--- WORK TO BE COMPLETED ---
Answer with one number: the count of lines in the listing below that hold the word "JSON".
━━━ RECORDS PROVIDED ━━━
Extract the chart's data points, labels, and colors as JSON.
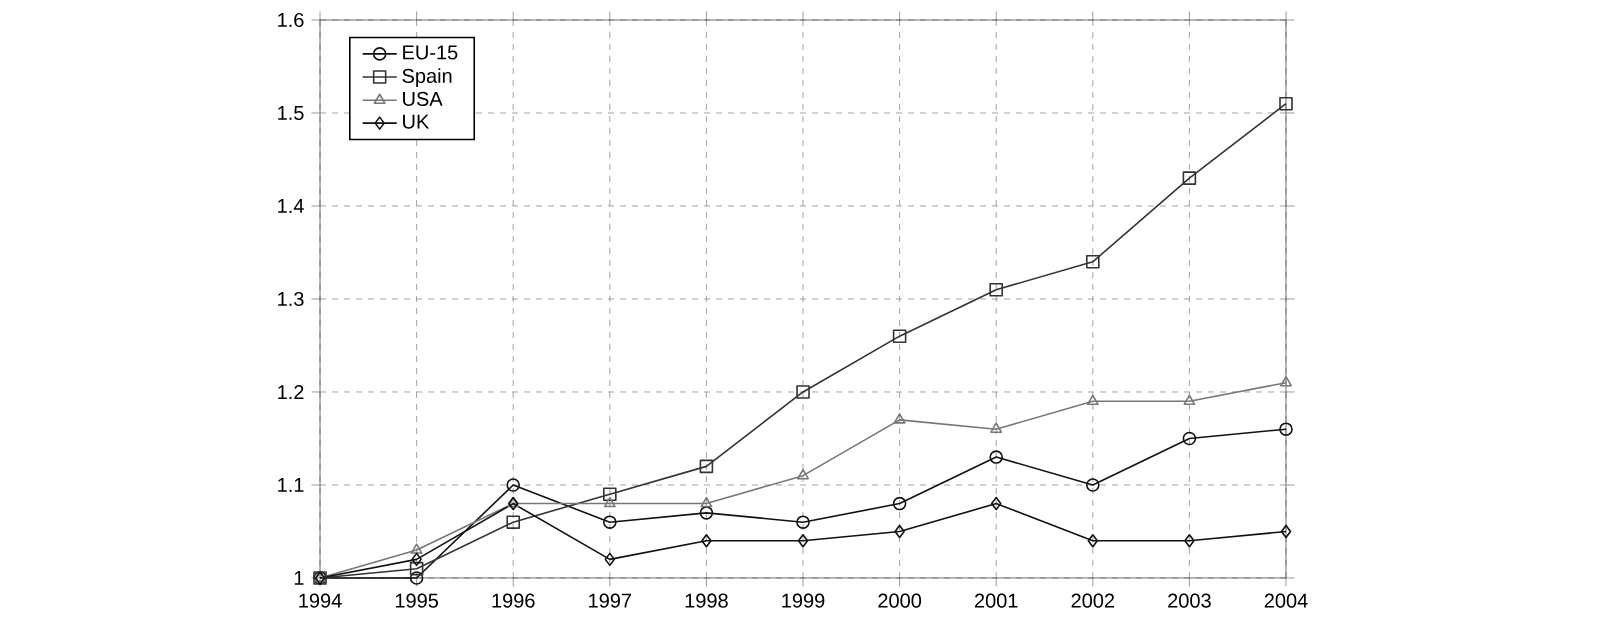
{
  "chart_data": {
    "type": "line",
    "x": [
      1994,
      1995,
      1996,
      1997,
      1998,
      1999,
      2000,
      2001,
      2002,
      2003,
      2004
    ],
    "series": [
      {
        "name": "EU-15",
        "color": "#111111",
        "marker": "circle",
        "values": [
          1.0,
          1.0,
          1.1,
          1.06,
          1.07,
          1.06,
          1.08,
          1.13,
          1.1,
          1.15,
          1.16
        ]
      },
      {
        "name": "Spain",
        "color": "#333333",
        "marker": "square",
        "values": [
          1.0,
          1.01,
          1.06,
          1.09,
          1.12,
          1.2,
          1.26,
          1.31,
          1.34,
          1.43,
          1.51
        ]
      },
      {
        "name": "USA",
        "color": "#777777",
        "marker": "triangle",
        "values": [
          1.0,
          1.03,
          1.08,
          1.08,
          1.08,
          1.11,
          1.17,
          1.16,
          1.19,
          1.19,
          1.21
        ]
      },
      {
        "name": "UK",
        "color": "#111111",
        "marker": "diamond",
        "values": [
          1.0,
          1.02,
          1.08,
          1.02,
          1.04,
          1.04,
          1.05,
          1.08,
          1.04,
          1.04,
          1.05
        ]
      }
    ],
    "xlim": [
      1994,
      2004
    ],
    "ylim": [
      1,
      1.6
    ],
    "xticks": [
      1994,
      1995,
      1996,
      1997,
      1998,
      1999,
      2000,
      2001,
      2002,
      2003,
      2004
    ],
    "yticks": [
      1,
      1.1,
      1.2,
      1.3,
      1.4,
      1.5,
      1.6
    ],
    "grid": true,
    "legend": "top left",
    "line_style": "solid"
  }
}
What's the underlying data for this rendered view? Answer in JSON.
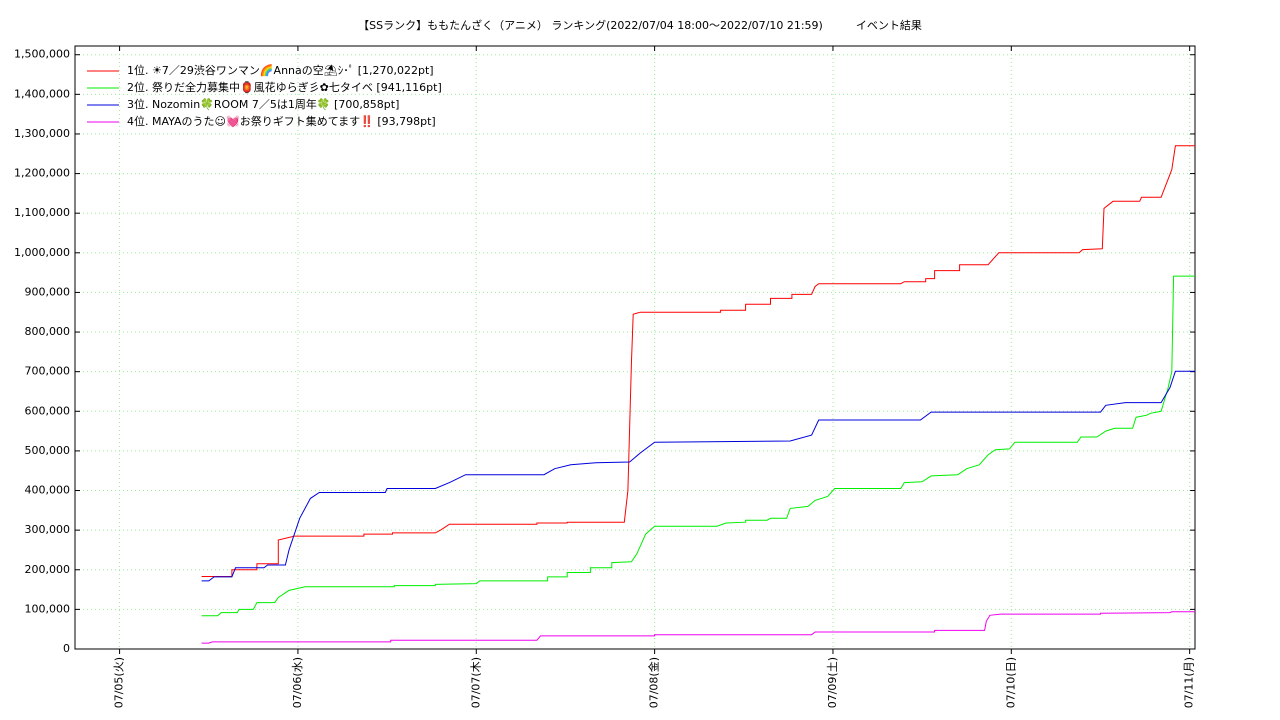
{
  "chart_data": {
    "type": "line",
    "title": "【SSランク】ももたんざく（アニメ） ランキング(2022/07/04 18:00〜2022/07/10 21:59)　　　イベント結果",
    "xlim": [
      4.75,
      11.03
    ],
    "xticks": [
      {
        "value": 5,
        "label": "07/05(火)"
      },
      {
        "value": 6,
        "label": "07/06(水)"
      },
      {
        "value": 7,
        "label": "07/07(木)"
      },
      {
        "value": 8,
        "label": "07/08(金)"
      },
      {
        "value": 9,
        "label": "07/09(土)"
      },
      {
        "value": 10,
        "label": "07/10(日)"
      },
      {
        "value": 11,
        "label": "07/11(月)"
      }
    ],
    "ylim": [
      0,
      1522000
    ],
    "yticks": [
      0,
      {
        "value": 100000,
        "label": "100,000"
      },
      {
        "value": 200000,
        "label": "200,000"
      },
      {
        "value": 300000,
        "label": "300,000"
      },
      {
        "value": 400000,
        "label": "400,000"
      },
      {
        "value": 500000,
        "label": "500,000"
      },
      {
        "value": 600000,
        "label": "600,000"
      },
      {
        "value": 700000,
        "label": "700,000"
      },
      {
        "value": 800000,
        "label": "800,000"
      },
      {
        "value": 900000,
        "label": "900,000"
      },
      {
        "value": 1000000,
        "label": "1,000,000"
      },
      {
        "value": 1100000,
        "label": "1,100,000"
      },
      {
        "value": 1200000,
        "label": "1,200,000"
      },
      {
        "value": 1300000,
        "label": "1,300,000"
      },
      {
        "value": 1400000,
        "label": "1,400,000"
      },
      {
        "value": 1500000,
        "label": "1,500,000"
      }
    ],
    "grid": true,
    "legend": "top-left",
    "series": [
      {
        "name": "1位. ☀7／29渋谷ワンマン🌈Annaの空⛱ｼ･ﾟ [1,270,022pt]",
        "color": "#ff0000",
        "x": [
          5.46,
          5.63,
          5.63,
          5.77,
          5.77,
          5.89,
          5.89,
          5.98,
          6.37,
          6.37,
          6.53,
          6.53,
          6.77,
          6.8,
          6.85,
          7.34,
          7.34,
          7.51,
          7.51,
          7.83,
          7.85,
          7.87,
          7.88,
          7.92,
          8.37,
          8.37,
          8.51,
          8.51,
          8.65,
          8.65,
          8.77,
          8.77,
          8.88,
          8.9,
          8.92,
          9.38,
          9.4,
          9.52,
          9.52,
          9.57,
          9.57,
          9.71,
          9.71,
          9.87,
          9.93,
          10.38,
          10.4,
          10.51,
          10.52,
          10.57,
          10.72,
          10.73,
          10.84,
          10.9,
          10.92,
          11.03
        ],
        "values": [
          183000,
          183000,
          200000,
          200000,
          215000,
          215000,
          275000,
          285000,
          285000,
          290000,
          290000,
          293000,
          293000,
          300000,
          315000,
          315000,
          318000,
          318000,
          320000,
          320000,
          400000,
          720000,
          845000,
          850000,
          850000,
          855000,
          855000,
          870000,
          870000,
          885000,
          885000,
          895000,
          895000,
          915000,
          922000,
          922000,
          927000,
          927000,
          935000,
          935000,
          955000,
          955000,
          970000,
          970000,
          1000000,
          1000000,
          1008000,
          1010000,
          1112000,
          1130000,
          1130000,
          1140000,
          1140000,
          1210000,
          1270022,
          1270022
        ]
      },
      {
        "name": "2位. 祭りだ全力募集中🏮風花ゆらぎ彡✿七タイベ [941,116pt]",
        "color": "#00ee00",
        "x": [
          5.46,
          5.55,
          5.57,
          5.66,
          5.67,
          5.75,
          5.77,
          5.87,
          5.89,
          5.95,
          6.04,
          6.54,
          6.54,
          6.77,
          6.77,
          7.0,
          7.02,
          7.4,
          7.4,
          7.51,
          7.51,
          7.64,
          7.64,
          7.76,
          7.76,
          7.87,
          7.9,
          7.95,
          8.0,
          8.35,
          8.4,
          8.51,
          8.51,
          8.63,
          8.65,
          8.74,
          8.76,
          8.86,
          8.9,
          8.97,
          9.01,
          9.38,
          9.4,
          9.5,
          9.55,
          9.7,
          9.75,
          9.82,
          9.87,
          9.91,
          9.99,
          10.02,
          10.37,
          10.39,
          10.48,
          10.53,
          10.58,
          10.68,
          10.7,
          10.76,
          10.78,
          10.84,
          10.88,
          10.9,
          10.91,
          11.03
        ],
        "values": [
          84000,
          84000,
          92000,
          92000,
          100000,
          100000,
          117000,
          117000,
          130000,
          148000,
          157000,
          157000,
          160000,
          160000,
          163000,
          165000,
          172000,
          172000,
          182000,
          182000,
          193000,
          193000,
          205000,
          205000,
          218000,
          220000,
          240000,
          290000,
          310000,
          310000,
          318000,
          320000,
          325000,
          325000,
          330000,
          330000,
          355000,
          360000,
          375000,
          385000,
          405000,
          405000,
          420000,
          422000,
          437000,
          440000,
          455000,
          465000,
          490000,
          503000,
          505000,
          522000,
          522000,
          535000,
          535000,
          550000,
          557000,
          557000,
          585000,
          590000,
          595000,
          600000,
          660000,
          700000,
          941116,
          941116
        ]
      },
      {
        "name": "3位. Nozomin🍀ROOM 7／5は1周年🍀 [700,858pt]",
        "color": "#0000dd",
        "x": [
          5.46,
          5.5,
          5.53,
          5.63,
          5.65,
          5.81,
          5.83,
          5.93,
          5.95,
          6.01,
          6.07,
          6.12,
          6.49,
          6.5,
          6.77,
          6.85,
          6.94,
          7.38,
          7.44,
          7.53,
          7.67,
          7.86,
          7.92,
          8.0,
          8.76,
          8.88,
          8.92,
          9.49,
          9.55,
          10.5,
          10.53,
          10.64,
          10.84,
          10.89,
          10.92,
          11.03
        ],
        "values": [
          172000,
          172000,
          182000,
          182000,
          205000,
          205000,
          212000,
          212000,
          250000,
          330000,
          380000,
          395000,
          395000,
          405000,
          405000,
          420000,
          440000,
          440000,
          455000,
          465000,
          470000,
          472000,
          495000,
          522000,
          525000,
          540000,
          578000,
          578000,
          598000,
          598000,
          615000,
          622000,
          622000,
          660000,
          700858,
          700858
        ]
      },
      {
        "name": "4位. MAYAのうた☺💓お祭りギフト集めてます‼️ [93,798pt]",
        "color": "#ee00ee",
        "x": [
          5.46,
          5.5,
          5.52,
          6.52,
          6.52,
          7.34,
          7.36,
          8.0,
          8.0,
          8.88,
          8.9,
          9.57,
          9.57,
          9.85,
          9.86,
          9.88,
          9.94,
          10.5,
          10.5,
          10.89,
          10.9,
          11.03
        ],
        "values": [
          15000,
          15000,
          18000,
          18000,
          22000,
          22000,
          33000,
          33000,
          36000,
          36000,
          43000,
          43000,
          47000,
          47000,
          70000,
          85000,
          88000,
          88000,
          90000,
          92000,
          93798,
          93798
        ]
      }
    ]
  }
}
━━━
--- EXPECTED OUTPUT ---
2